● **CHALLENGE**
Locate each line below that includes "title" and reproduce it.

Stored data entries:
↓↓↓
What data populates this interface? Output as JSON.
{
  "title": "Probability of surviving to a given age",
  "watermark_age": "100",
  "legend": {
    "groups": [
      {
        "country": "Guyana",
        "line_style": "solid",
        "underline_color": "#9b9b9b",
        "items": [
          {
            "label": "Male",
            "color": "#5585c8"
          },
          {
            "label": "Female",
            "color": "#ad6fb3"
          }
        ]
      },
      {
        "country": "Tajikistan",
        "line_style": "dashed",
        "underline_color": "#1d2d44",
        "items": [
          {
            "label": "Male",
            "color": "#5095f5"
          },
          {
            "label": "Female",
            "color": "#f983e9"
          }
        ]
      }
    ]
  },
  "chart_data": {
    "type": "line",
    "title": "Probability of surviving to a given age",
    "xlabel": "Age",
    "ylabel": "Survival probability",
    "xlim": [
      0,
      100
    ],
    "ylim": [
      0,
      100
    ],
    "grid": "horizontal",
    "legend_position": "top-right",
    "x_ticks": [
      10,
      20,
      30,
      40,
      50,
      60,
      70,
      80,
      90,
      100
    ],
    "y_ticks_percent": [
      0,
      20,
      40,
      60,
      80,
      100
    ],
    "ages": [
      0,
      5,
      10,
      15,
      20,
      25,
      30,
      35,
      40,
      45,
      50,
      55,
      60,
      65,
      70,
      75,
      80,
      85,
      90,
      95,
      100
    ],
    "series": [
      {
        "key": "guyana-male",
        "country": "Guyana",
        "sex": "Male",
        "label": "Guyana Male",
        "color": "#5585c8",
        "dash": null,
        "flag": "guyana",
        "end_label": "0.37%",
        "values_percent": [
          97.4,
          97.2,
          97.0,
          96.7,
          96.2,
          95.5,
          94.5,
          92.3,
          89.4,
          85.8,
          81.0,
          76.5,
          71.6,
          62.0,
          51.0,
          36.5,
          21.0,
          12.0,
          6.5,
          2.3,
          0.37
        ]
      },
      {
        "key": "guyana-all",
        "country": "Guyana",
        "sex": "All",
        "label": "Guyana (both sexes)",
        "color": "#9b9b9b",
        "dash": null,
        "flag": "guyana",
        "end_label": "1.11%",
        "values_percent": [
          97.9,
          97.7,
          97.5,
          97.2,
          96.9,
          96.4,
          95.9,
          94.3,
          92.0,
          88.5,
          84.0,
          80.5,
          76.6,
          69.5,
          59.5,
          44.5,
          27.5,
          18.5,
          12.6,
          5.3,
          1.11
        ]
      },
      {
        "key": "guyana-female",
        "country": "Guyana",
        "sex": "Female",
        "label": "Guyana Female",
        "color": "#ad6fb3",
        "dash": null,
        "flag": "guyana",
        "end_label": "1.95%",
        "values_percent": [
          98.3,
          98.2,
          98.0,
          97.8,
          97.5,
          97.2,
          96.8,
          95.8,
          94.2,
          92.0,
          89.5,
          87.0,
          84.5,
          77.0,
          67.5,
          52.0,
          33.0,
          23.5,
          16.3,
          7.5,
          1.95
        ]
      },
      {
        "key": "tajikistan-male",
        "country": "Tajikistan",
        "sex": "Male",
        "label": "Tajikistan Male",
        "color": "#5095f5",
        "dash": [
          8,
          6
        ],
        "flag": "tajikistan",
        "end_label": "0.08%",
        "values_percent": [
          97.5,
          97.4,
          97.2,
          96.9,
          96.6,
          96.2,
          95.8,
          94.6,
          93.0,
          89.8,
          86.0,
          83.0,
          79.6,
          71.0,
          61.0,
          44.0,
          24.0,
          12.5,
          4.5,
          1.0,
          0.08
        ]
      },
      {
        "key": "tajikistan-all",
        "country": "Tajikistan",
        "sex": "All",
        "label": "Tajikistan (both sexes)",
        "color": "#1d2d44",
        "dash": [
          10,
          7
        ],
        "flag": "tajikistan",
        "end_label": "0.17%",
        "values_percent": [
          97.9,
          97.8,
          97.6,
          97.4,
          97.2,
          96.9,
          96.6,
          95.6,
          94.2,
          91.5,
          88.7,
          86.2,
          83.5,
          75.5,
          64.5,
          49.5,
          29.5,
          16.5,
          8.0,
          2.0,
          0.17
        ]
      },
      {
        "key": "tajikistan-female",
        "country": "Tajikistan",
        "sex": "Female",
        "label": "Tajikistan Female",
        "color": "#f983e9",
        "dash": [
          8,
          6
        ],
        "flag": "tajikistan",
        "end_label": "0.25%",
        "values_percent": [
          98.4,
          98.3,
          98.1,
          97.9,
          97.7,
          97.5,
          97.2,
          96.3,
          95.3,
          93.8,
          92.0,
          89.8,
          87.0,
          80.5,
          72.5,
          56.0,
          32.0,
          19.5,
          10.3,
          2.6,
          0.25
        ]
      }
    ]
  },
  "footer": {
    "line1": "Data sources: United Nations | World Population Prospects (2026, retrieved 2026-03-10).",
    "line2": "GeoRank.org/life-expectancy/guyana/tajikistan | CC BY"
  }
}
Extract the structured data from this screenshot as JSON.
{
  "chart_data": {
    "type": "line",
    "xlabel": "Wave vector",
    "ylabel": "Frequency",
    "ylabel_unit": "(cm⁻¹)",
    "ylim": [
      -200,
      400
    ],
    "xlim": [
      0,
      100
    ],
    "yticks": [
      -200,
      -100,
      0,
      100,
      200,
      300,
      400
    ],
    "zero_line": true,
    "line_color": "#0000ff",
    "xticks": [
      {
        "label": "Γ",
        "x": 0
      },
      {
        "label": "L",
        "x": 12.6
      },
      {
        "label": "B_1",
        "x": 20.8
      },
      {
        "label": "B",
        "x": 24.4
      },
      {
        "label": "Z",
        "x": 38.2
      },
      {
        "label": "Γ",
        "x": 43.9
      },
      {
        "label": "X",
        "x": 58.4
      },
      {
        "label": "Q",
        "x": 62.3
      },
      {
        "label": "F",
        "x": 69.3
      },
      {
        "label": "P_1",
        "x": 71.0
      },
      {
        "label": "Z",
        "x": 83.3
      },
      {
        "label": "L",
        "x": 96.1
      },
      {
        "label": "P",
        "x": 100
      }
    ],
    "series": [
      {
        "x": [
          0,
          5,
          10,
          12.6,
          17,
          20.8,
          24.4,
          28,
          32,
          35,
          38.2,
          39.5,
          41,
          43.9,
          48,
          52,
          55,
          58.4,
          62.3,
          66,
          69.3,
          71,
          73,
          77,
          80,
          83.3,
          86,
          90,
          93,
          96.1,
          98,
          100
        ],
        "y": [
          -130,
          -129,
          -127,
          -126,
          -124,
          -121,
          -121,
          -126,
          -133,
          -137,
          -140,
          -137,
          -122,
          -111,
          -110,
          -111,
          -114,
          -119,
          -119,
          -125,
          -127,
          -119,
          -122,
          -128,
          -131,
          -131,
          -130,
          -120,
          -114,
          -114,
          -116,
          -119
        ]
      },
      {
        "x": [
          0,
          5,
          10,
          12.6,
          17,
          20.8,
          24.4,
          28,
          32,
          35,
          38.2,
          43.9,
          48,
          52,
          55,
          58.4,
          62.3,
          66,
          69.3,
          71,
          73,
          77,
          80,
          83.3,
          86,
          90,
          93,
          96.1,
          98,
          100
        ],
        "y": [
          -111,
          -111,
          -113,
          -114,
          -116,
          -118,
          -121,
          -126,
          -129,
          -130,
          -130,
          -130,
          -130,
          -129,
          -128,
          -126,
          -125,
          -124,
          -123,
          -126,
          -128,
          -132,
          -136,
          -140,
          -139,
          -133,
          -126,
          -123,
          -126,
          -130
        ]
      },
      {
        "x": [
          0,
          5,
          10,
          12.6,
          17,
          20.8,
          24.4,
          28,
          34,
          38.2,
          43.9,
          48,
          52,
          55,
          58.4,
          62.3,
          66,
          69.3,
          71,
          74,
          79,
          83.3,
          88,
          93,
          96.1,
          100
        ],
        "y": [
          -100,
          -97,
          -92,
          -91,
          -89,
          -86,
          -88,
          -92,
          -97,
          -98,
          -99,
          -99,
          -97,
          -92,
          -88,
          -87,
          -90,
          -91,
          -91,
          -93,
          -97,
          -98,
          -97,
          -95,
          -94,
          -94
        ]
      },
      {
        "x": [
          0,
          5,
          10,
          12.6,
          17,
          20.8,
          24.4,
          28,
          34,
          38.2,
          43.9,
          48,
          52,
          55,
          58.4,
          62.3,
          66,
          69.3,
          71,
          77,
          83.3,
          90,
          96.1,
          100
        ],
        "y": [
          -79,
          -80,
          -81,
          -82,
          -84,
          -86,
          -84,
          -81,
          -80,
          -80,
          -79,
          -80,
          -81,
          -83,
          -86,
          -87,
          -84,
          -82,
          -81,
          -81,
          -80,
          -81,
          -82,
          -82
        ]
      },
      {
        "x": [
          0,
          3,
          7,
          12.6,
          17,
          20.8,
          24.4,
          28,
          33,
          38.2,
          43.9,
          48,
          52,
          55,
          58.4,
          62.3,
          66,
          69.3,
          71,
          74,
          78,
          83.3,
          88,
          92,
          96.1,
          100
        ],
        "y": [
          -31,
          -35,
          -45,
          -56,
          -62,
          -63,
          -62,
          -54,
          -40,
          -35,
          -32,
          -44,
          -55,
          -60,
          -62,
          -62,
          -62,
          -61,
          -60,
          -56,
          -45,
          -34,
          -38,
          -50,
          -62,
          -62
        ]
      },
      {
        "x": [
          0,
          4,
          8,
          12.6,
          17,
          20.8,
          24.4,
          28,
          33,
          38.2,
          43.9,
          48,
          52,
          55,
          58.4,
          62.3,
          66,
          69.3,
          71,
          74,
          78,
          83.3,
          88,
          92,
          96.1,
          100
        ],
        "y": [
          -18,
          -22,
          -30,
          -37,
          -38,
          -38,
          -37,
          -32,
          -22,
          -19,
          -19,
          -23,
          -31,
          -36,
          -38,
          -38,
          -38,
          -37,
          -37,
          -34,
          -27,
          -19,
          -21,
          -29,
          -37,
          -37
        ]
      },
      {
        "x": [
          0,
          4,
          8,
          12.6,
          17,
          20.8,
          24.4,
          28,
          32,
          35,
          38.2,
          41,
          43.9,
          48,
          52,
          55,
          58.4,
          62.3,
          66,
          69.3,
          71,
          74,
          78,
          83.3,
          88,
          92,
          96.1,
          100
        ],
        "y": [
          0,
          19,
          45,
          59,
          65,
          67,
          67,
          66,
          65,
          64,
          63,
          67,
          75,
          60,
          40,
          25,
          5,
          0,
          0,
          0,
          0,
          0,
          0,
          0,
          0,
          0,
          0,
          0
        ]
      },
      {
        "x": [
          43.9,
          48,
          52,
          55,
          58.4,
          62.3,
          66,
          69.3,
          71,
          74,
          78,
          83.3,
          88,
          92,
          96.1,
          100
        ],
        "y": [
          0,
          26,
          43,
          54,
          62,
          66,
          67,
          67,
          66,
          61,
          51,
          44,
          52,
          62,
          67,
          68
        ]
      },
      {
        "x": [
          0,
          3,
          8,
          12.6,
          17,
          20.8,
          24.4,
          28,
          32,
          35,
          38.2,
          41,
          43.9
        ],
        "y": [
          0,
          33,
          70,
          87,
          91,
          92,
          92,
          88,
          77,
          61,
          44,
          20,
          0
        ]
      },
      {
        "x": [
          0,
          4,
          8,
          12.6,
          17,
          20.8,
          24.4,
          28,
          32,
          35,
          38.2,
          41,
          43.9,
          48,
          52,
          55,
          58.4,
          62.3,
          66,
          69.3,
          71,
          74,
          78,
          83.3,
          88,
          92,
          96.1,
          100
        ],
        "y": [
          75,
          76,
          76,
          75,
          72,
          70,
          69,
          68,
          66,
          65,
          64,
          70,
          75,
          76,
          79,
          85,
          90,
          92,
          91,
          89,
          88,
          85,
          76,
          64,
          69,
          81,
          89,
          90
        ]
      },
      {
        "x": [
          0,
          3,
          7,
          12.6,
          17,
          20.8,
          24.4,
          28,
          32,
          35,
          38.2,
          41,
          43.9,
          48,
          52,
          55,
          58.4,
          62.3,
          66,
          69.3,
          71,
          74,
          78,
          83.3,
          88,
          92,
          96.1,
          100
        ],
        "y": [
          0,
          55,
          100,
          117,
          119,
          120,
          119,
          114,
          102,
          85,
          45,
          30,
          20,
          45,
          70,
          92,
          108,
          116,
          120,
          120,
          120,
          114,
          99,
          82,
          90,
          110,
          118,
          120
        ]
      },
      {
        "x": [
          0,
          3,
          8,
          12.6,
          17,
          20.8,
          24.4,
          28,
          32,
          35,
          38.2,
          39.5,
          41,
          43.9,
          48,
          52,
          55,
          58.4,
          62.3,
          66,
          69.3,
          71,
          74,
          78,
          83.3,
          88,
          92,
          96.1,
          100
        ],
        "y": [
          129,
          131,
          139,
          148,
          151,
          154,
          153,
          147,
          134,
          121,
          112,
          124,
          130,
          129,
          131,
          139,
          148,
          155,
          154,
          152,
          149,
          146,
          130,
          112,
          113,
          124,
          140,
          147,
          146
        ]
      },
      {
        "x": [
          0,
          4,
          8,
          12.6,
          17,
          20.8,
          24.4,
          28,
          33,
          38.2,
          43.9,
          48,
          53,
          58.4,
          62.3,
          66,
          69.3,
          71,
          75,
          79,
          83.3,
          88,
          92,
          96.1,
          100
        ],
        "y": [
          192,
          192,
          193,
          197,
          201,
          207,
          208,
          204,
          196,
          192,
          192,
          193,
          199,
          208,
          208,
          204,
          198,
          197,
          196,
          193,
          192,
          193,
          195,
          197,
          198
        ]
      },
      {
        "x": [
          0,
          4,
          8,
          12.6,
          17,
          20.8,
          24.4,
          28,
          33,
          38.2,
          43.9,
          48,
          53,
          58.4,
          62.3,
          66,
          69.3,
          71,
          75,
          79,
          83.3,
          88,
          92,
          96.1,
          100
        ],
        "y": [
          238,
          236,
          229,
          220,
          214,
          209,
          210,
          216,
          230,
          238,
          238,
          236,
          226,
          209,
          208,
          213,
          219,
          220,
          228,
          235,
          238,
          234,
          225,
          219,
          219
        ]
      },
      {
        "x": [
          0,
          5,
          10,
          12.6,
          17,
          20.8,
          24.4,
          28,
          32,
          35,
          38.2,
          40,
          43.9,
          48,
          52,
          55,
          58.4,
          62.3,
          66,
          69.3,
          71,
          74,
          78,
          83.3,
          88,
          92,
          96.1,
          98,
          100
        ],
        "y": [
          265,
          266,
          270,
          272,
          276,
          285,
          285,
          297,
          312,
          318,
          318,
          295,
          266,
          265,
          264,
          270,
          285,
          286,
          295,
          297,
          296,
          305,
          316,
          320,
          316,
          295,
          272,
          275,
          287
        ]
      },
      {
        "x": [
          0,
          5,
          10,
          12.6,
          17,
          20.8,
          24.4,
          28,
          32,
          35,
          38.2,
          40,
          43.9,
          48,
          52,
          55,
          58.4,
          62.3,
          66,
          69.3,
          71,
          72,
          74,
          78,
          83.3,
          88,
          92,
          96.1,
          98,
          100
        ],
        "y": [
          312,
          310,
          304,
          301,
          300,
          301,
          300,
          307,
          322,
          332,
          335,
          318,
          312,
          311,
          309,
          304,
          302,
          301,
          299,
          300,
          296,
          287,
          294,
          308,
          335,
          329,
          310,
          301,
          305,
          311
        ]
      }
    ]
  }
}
↑↑↑
● **SOLUTION**
  "title": "Probability of surviving to a given age",
    "title": "Probability of surviving to a given age",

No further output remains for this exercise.